* Your instructions *
Which lines in the data below contain the word "width"? Copy each of them.

[Page content records]

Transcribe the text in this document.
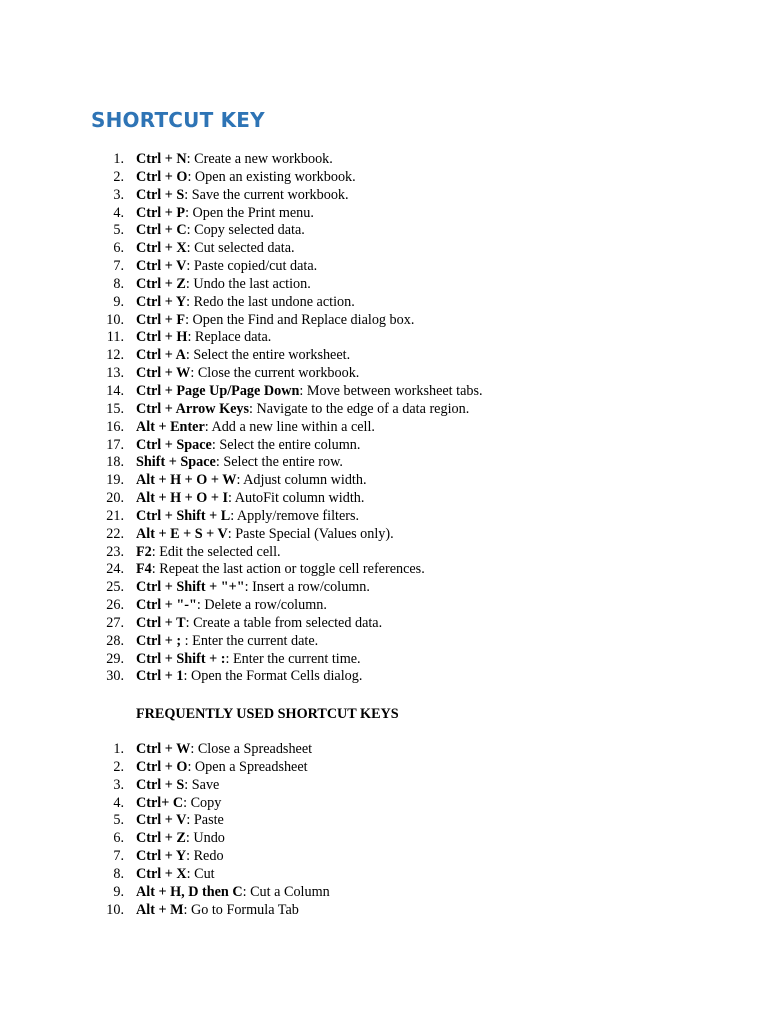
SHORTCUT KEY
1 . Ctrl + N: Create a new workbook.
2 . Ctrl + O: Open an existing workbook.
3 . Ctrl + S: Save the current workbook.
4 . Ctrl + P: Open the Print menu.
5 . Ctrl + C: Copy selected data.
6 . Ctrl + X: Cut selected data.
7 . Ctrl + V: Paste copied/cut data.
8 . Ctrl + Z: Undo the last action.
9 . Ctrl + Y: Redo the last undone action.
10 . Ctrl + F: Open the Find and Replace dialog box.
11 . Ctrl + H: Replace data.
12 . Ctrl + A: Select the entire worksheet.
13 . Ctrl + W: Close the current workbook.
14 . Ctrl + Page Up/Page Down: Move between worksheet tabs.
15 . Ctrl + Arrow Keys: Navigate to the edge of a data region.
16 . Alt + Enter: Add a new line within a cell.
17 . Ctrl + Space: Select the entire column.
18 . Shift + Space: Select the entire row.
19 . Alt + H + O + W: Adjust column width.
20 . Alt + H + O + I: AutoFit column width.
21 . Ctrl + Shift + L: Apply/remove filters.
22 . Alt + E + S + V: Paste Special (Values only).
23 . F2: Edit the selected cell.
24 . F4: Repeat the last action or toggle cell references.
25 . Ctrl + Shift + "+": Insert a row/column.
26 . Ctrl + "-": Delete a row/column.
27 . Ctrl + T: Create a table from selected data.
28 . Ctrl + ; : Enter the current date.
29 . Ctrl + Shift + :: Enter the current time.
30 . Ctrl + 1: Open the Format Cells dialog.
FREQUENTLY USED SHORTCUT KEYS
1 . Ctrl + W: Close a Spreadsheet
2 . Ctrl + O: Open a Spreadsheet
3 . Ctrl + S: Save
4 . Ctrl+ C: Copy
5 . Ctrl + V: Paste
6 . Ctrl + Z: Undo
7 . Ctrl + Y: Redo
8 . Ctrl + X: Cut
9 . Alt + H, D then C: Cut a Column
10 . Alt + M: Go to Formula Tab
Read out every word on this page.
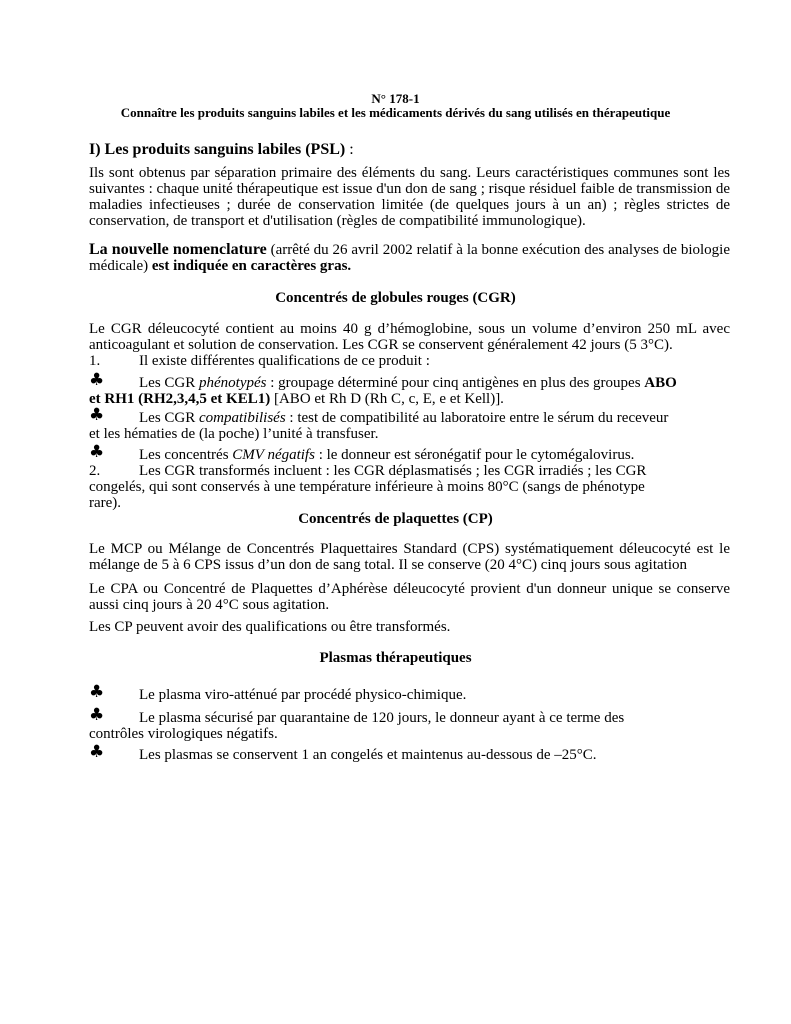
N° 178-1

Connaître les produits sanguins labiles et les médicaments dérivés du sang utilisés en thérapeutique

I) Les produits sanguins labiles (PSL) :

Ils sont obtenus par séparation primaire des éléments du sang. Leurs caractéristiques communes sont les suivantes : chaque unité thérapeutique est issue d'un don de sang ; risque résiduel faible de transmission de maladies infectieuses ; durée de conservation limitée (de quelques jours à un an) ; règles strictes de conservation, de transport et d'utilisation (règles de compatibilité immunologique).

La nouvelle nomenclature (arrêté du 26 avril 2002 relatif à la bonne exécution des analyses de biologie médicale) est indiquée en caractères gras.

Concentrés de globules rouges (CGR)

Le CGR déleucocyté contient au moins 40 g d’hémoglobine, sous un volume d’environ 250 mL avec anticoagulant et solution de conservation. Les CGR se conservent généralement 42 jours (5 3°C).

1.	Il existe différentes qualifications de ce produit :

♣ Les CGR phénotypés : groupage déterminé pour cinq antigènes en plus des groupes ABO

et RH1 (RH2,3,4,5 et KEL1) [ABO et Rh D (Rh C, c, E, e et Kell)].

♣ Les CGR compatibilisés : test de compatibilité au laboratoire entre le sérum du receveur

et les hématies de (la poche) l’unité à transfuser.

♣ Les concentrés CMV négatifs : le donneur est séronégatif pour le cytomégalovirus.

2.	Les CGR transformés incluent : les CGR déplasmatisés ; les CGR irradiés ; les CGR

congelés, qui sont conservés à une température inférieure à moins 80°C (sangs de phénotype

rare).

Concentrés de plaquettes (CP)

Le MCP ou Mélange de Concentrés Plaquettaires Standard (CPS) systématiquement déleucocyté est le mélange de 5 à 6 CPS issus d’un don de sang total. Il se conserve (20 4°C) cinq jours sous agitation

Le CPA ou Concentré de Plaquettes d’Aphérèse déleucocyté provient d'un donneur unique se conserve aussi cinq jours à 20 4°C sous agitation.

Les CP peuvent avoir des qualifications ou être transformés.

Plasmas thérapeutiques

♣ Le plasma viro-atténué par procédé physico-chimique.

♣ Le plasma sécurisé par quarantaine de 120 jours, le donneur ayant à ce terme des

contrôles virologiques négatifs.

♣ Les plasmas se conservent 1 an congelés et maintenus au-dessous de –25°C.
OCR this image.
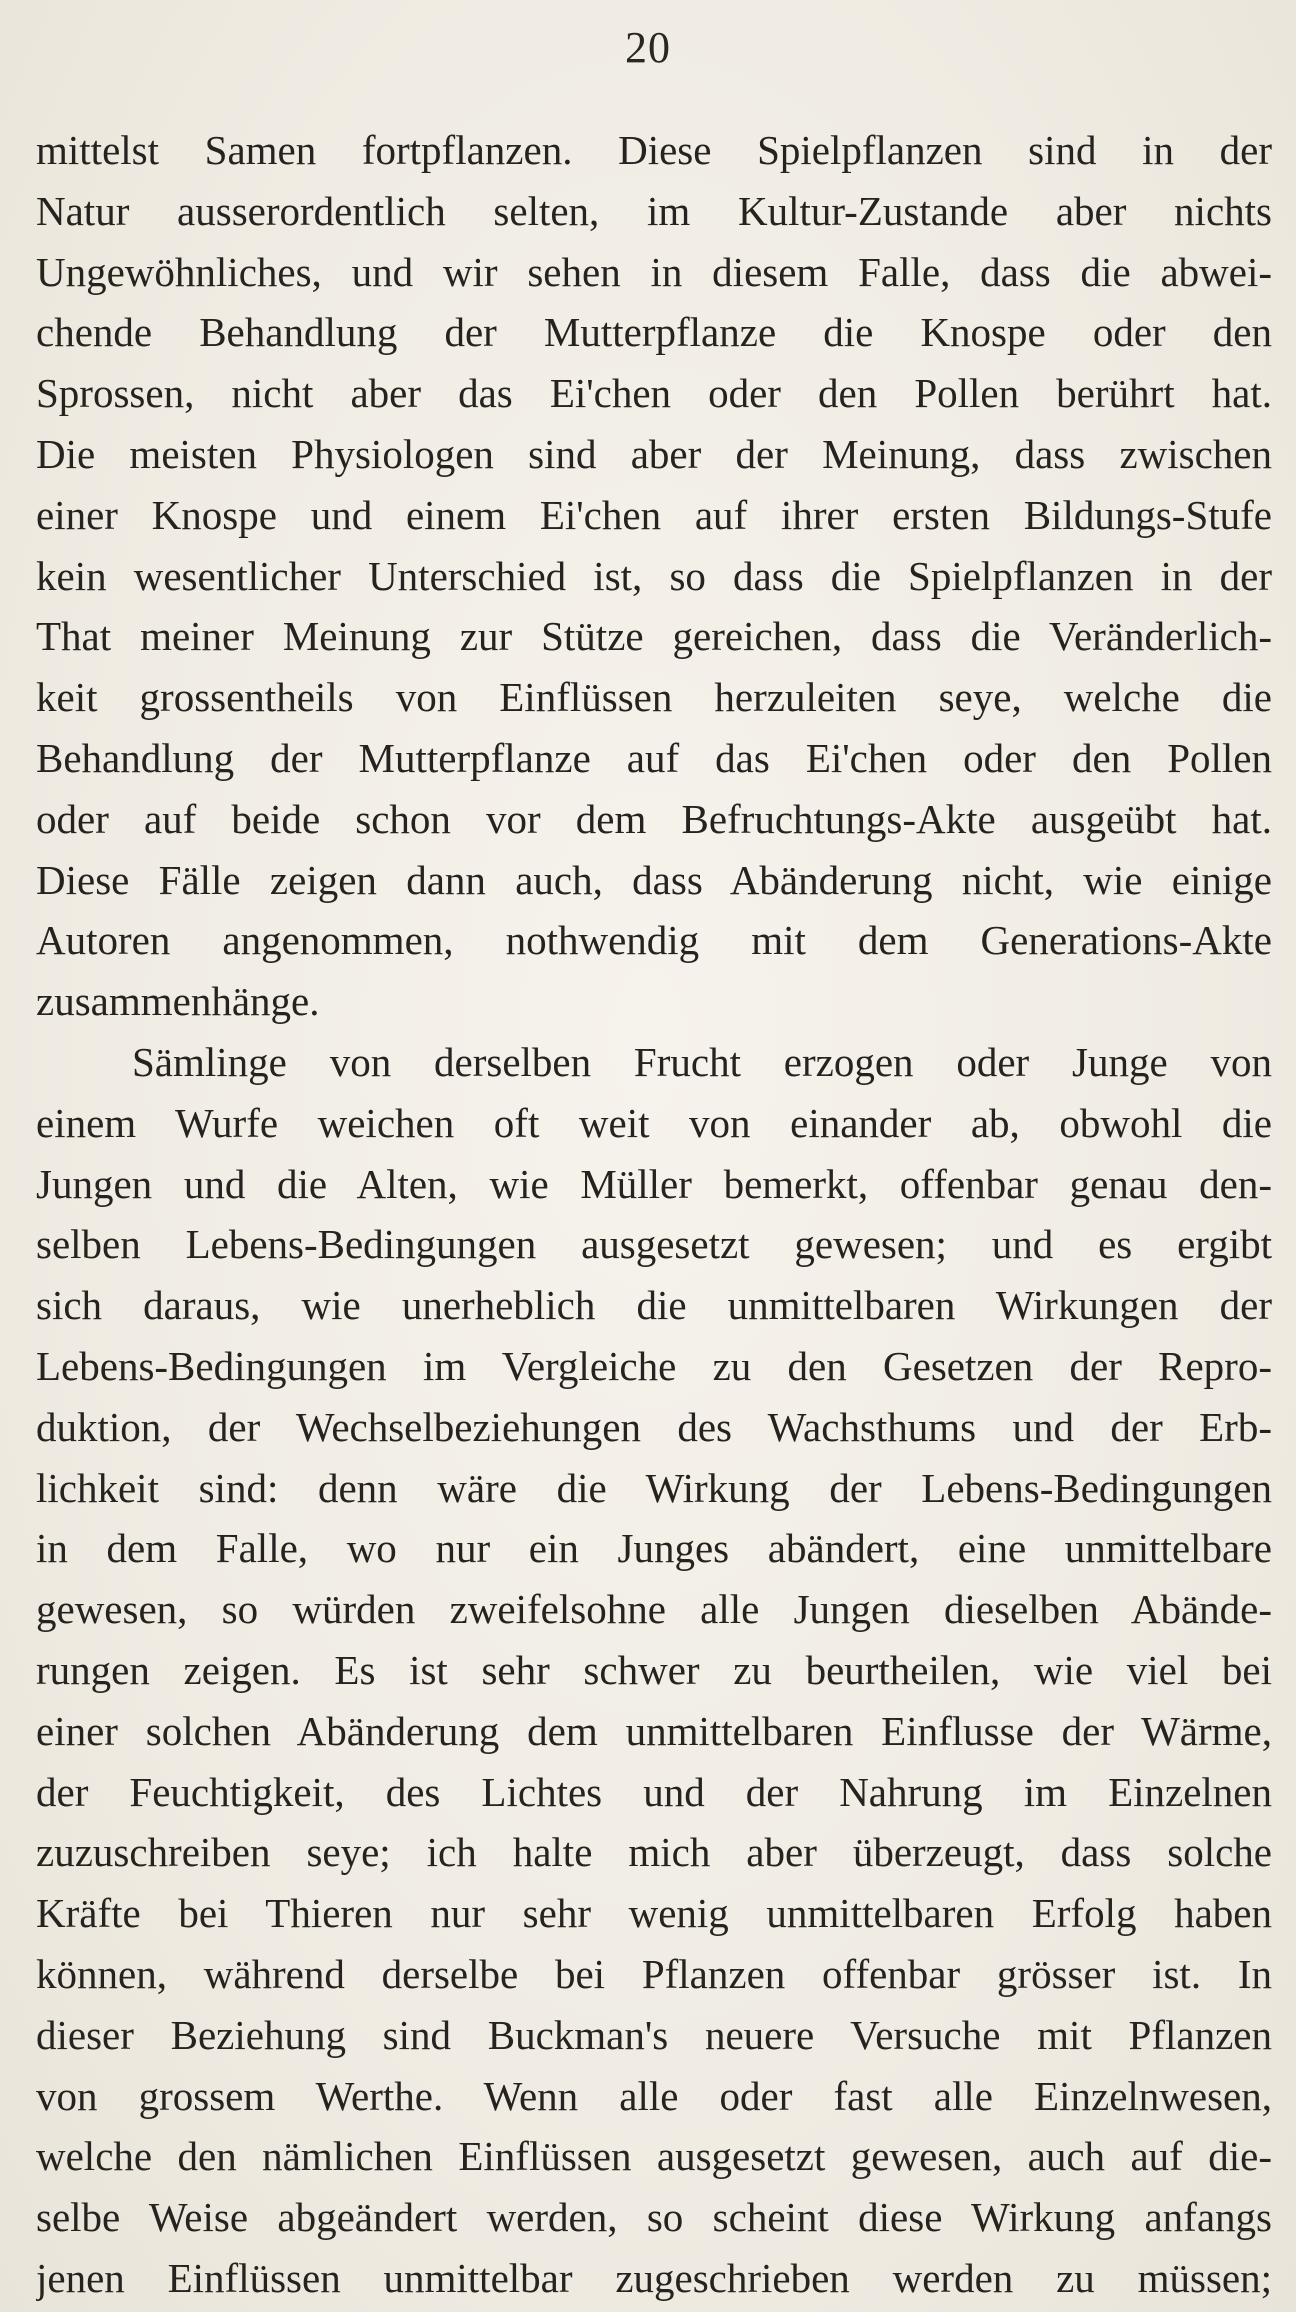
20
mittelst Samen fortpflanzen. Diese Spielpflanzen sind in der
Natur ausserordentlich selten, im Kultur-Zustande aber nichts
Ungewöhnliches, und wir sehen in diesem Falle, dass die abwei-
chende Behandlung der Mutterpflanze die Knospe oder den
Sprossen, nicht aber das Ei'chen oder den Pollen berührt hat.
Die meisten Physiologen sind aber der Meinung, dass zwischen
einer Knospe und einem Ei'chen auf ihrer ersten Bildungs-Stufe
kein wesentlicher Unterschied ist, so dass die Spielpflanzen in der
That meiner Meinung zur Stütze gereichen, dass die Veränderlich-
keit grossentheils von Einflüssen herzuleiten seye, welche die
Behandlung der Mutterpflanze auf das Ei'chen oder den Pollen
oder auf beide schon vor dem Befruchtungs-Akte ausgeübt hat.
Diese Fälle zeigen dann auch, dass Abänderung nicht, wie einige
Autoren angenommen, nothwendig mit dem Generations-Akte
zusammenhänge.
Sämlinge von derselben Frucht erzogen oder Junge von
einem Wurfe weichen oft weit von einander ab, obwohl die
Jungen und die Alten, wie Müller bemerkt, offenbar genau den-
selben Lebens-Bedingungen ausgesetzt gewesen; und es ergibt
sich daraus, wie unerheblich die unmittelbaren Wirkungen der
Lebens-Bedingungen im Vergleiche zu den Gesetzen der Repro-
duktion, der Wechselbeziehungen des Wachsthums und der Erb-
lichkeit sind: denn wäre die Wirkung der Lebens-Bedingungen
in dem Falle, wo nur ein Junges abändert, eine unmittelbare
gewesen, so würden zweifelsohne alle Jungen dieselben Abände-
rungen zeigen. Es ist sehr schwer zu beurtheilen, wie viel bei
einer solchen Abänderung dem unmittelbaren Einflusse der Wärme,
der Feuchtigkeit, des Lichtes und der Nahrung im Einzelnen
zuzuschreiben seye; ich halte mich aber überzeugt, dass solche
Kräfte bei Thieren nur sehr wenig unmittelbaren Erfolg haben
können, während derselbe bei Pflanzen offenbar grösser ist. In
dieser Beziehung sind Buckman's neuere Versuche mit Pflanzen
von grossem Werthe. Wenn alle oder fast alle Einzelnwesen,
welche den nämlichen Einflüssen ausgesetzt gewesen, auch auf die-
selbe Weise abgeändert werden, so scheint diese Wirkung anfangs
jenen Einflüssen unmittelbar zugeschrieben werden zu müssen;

* Written response *
19 . Alt + H + O + W: Adjust column width.
20 . Alt + H + O + I: AutoFit column width.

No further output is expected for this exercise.